* begin Dataset excerpts *

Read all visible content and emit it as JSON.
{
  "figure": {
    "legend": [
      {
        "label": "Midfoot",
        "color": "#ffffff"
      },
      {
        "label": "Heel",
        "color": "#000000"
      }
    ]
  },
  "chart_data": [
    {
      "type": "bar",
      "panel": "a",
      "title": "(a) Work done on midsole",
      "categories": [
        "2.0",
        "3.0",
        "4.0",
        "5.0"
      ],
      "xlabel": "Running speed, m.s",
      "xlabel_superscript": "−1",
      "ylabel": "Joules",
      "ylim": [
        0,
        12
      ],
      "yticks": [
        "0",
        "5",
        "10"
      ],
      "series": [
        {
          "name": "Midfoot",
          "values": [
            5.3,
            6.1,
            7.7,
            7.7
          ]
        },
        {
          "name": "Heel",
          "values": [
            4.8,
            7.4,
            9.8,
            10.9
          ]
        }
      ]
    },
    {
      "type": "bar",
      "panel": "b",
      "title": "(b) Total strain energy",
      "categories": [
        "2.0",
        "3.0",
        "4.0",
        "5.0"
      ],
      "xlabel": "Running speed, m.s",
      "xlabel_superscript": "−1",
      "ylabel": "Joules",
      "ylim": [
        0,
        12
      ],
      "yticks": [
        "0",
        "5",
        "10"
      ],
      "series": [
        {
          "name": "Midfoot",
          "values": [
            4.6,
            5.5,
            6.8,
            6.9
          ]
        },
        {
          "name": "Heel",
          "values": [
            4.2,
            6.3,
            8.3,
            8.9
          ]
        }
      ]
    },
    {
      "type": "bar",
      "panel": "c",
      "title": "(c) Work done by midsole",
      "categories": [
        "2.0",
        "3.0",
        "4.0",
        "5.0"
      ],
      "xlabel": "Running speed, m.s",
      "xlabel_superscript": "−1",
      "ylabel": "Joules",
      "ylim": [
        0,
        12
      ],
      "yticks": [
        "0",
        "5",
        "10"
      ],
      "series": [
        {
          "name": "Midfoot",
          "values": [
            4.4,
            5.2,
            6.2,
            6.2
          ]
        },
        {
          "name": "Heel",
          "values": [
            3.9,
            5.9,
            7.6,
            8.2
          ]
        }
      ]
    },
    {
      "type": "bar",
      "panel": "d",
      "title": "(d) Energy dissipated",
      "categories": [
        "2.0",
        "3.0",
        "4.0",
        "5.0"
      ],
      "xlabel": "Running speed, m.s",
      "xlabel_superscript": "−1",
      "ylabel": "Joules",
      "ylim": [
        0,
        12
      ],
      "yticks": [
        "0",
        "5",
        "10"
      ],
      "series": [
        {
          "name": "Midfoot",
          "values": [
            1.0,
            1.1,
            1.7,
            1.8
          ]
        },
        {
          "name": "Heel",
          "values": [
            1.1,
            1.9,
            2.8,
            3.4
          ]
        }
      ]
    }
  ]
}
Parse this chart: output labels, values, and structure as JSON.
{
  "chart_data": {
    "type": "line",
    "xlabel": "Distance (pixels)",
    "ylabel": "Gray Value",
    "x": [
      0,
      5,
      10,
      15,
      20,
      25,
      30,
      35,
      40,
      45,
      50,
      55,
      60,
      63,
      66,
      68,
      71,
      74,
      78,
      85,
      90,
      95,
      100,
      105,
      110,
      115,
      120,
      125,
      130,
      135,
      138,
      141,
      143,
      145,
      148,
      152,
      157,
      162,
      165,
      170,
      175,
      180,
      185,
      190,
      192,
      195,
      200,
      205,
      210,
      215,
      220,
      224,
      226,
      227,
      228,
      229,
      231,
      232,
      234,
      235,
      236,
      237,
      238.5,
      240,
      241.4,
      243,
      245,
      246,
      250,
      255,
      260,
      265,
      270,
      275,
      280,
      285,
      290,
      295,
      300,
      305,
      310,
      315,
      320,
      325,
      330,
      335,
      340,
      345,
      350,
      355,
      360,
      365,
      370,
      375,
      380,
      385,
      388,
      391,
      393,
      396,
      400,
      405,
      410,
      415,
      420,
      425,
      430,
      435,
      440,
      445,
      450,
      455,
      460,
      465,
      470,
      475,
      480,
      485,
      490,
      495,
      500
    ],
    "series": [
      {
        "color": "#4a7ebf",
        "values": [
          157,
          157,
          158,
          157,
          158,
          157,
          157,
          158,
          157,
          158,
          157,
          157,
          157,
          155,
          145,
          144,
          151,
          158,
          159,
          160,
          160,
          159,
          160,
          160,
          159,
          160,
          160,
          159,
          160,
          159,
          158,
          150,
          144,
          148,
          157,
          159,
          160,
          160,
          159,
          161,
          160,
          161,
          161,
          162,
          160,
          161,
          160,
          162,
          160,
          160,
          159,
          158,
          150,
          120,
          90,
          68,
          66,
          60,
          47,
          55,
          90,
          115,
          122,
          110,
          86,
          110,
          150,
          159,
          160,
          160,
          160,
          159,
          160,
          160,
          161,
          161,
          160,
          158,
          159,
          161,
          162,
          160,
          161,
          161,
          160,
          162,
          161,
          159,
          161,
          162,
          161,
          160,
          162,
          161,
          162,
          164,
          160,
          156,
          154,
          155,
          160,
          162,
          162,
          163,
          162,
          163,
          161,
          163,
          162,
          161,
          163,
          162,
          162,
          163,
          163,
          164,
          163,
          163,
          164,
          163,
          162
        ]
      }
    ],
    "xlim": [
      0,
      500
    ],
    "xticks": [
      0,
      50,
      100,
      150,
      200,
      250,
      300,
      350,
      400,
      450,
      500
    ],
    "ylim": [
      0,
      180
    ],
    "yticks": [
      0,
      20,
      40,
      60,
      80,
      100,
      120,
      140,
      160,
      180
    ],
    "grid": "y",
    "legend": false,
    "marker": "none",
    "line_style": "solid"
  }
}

* end Dataset excerpts *

• _Task statement_
Repeat all the records. Match each line exactly.

• _Finished answer_
Read all visible content and emit it as JSON.
{
  "figure": {
    "legend": [
      {
        "label": "Midfoot",
        "color": "#ffffff"
      },
      {
        "label": "Heel",
        "color": "#000000"
      }
    ]
  },
  "chart_data": [
    {
      "type": "bar",
      "panel": "a",
      "title": "(a) Work done on midsole",
      "categories": [
        "2.0",
        "3.0",
        "4.0",
        "5.0"
      ],
      "xlabel": "Running speed, m.s",
      "xlabel_superscript": "−1",
      "ylabel": "Joules",
      "ylim": [
        0,
        12
      ],
      "yticks": [
        "0",
        "5",
        "10"
      ],
      "series": [
        {
          "name": "Midfoot",
          "values": [
            5.3,
            6.1,
            7.7,
            7.7
          ]
        },
        {
          "name": "Heel",
          "values": [
            4.8,
            7.4,
            9.8,
            10.9
          ]
        }
      ]
    },
    {
      "type": "bar",
      "panel": "b",
      "title": "(b) Total strain energy",
      "categories": [
        "2.0",
        "3.0",
        "4.0",
        "5.0"
      ],
      "xlabel": "Running speed, m.s",
      "xlabel_superscript": "−1",
      "ylabel": "Joules",
      "ylim": [
        0,
        12
      ],
      "yticks": [
        "0",
        "5",
        "10"
      ],
      "series": [
        {
          "name": "Midfoot",
          "values": [
            4.6,
            5.5,
            6.8,
            6.9
          ]
        },
        {
          "name": "Heel",
          "values": [
            4.2,
            6.3,
            8.3,
            8.9
          ]
        }
      ]
    },
    {
      "type": "bar",
      "panel": "c",
      "title": "(c) Work done by midsole",
      "categories": [
        "2.0",
        "3.0",
        "4.0",
        "5.0"
      ],
      "xlabel": "Running speed, m.s",
      "xlabel_superscript": "−1",
      "ylabel": "Joules",
      "ylim": [
        0,
        12
      ],
      "yticks": [
        "0",
        "5",
        "10"
      ],
      "series": [
        {
          "name": "Midfoot",
          "values": [
            4.4,
            5.2,
            6.2,
            6.2
          ]
        },
        {
          "name": "Heel",
          "values": [
            3.9,
            5.9,
            7.6,
            8.2
          ]
        }
      ]
    },
    {
      "type": "bar",
      "panel": "d",
      "title": "(d) Energy dissipated",
      "categories": [
        "2.0",
        "3.0",
        "4.0",
        "5.0"
      ],
      "xlabel": "Running speed, m.s",
      "xlabel_superscript": "−1",
      "ylabel": "Joules",
      "ylim": [
        0,
        12
      ],
      "yticks": [
        "0",
        "5",
        "10"
      ],
      "series": [
        {
          "name": "Midfoot",
          "values": [
            1.0,
            1.1,
            1.7,
            1.8
          ]
        },
        {
          "name": "Heel",
          "values": [
            1.1,
            1.9,
            2.8,
            3.4
          ]
        }
      ]
    }
  ]
}
Parse this chart: output labels, values, and structure as JSON.
{
  "chart_data": {
    "type": "line",
    "xlabel": "Distance (pixels)",
    "ylabel": "Gray Value",
    "x": [
      0,
      5,
      10,
      15,
      20,
      25,
      30,
      35,
      40,
      45,
      50,
      55,
      60,
      63,
      66,
      68,
      71,
      74,
      78,
      85,
      90,
      95,
      100,
      105,
      110,
      115,
      120,
      125,
      130,
      135,
      138,
      141,
      143,
      145,
      148,
      152,
      157,
      162,
      165,
      170,
      175,
      180,
      185,
      190,
      192,
      195,
      200,
      205,
      210,
      215,
      220,
      224,
      226,
      227,
      228,
      229,
      231,
      232,
      234,
      235,
      236,
      237,
      238.5,
      240,
      241.4,
      243,
      245,
      246,
      250,
      255,
      260,
      265,
      270,
      275,
      280,
      285,
      290,
      295,
      300,
      305,
      310,
      315,
      320,
      325,
      330,
      335,
      340,
      345,
      350,
      355,
      360,
      365,
      370,
      375,
      380,
      385,
      388,
      391,
      393,
      396,
      400,
      405,
      410,
      415,
      420,
      425,
      430,
      435,
      440,
      445,
      450,
      455,
      460,
      465,
      470,
      475,
      480,
      485,
      490,
      495,
      500
    ],
    "series": [
      {
        "color": "#4a7ebf",
        "values": [
          157,
          157,
          158,
          157,
          158,
          157,
          157,
          158,
          157,
          158,
          157,
          157,
          157,
          155,
          145,
          144,
          151,
          158,
          159,
          160,
          160,
          159,
          160,
          160,
          159,
          160,
          160,
          159,
          160,
          159,
          158,
          150,
          144,
          148,
          157,
          159,
          160,
          160,
          159,
          161,
          160,
          161,
          161,
          162,
          160,
          161,
          160,
          162,
          160,
          160,
          159,
          158,
          150,
          120,
          90,
          68,
          66,
          60,
          47,
          55,
          90,
          115,
          122,
          110,
          86,
          110,
          150,
          159,
          160,
          160,
          160,
          159,
          160,
          160,
          161,
          161,
          160,
          158,
          159,
          161,
          162,
          160,
          161,
          161,
          160,
          162,
          161,
          159,
          161,
          162,
          161,
          160,
          162,
          161,
          162,
          164,
          160,
          156,
          154,
          155,
          160,
          162,
          162,
          163,
          162,
          163,
          161,
          163,
          162,
          161,
          163,
          162,
          162,
          163,
          163,
          164,
          163,
          163,
          164,
          163,
          162
        ]
      }
    ],
    "xlim": [
      0,
      500
    ],
    "xticks": [
      0,
      50,
      100,
      150,
      200,
      250,
      300,
      350,
      400,
      450,
      500
    ],
    "ylim": [
      0,
      180
    ],
    "yticks": [
      0,
      20,
      40,
      60,
      80,
      100,
      120,
      140,
      160,
      180
    ],
    "grid": "y",
    "legend": false,
    "marker": "none",
    "line_style": "solid"
  }
}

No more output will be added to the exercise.